• SET TASK
Your job is to retype all of the data word for word, leaving every image out.

• Data excerpts
======

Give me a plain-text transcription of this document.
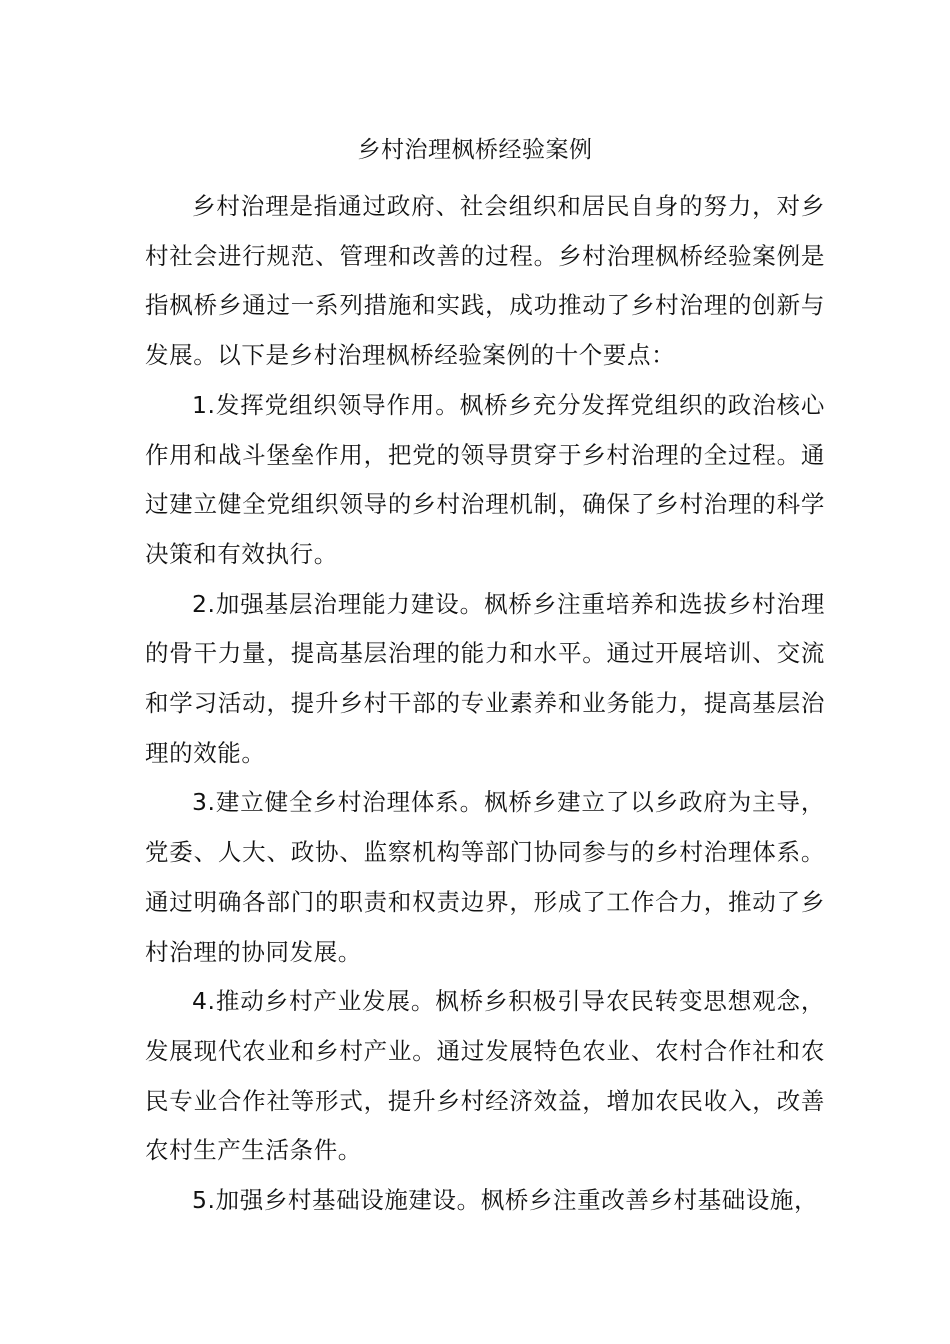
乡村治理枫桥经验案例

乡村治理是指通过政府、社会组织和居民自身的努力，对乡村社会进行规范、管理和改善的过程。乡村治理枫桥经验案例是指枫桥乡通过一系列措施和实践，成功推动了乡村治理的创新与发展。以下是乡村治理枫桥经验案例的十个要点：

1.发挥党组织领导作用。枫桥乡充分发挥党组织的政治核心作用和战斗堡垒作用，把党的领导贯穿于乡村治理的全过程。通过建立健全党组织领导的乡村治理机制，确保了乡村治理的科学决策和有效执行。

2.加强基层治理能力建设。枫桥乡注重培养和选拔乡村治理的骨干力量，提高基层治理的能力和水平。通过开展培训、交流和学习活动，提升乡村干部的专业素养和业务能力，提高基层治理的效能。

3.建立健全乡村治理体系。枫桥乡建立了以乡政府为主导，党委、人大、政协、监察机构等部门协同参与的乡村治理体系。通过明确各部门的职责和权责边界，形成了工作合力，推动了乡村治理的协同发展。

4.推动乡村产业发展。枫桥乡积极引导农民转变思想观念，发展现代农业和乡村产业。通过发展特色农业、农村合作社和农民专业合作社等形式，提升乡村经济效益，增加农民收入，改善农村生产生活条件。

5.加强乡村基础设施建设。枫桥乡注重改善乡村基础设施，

======

• COMPLETED TASK
Give me a plain-text transcription of this document.
乡村治理枫桥经验案例

乡村治理是指通过政府、社会组织和居民自身的努力，对乡村社会进行规范、管理和改善的过程。乡村治理枫桥经验案例是指枫桥乡通过一系列措施和实践，成功推动了乡村治理的创新与发展。以下是乡村治理枫桥经验案例的十个要点：

1.发挥党组织领导作用。枫桥乡充分发挥党组织的政治核心作用和战斗堡垒作用，把党的领导贯穿于乡村治理的全过程。通过建立健全党组织领导的乡村治理机制，确保了乡村治理的科学决策和有效执行。

2.加强基层治理能力建设。枫桥乡注重培养和选拔乡村治理的骨干力量，提高基层治理的能力和水平。通过开展培训、交流和学习活动，提升乡村干部的专业素养和业务能力，提高基层治理的效能。

3.建立健全乡村治理体系。枫桥乡建立了以乡政府为主导，党委、人大、政协、监察机构等部门协同参与的乡村治理体系。通过明确各部门的职责和权责边界，形成了工作合力，推动了乡村治理的协同发展。

4.推动乡村产业发展。枫桥乡积极引导农民转变思想观念，发展现代农业和乡村产业。通过发展特色农业、农村合作社和农民专业合作社等形式，提升乡村经济效益，增加农民收入，改善农村生产生活条件。

5.加强乡村基础设施建设。枫桥乡注重改善乡村基础设施，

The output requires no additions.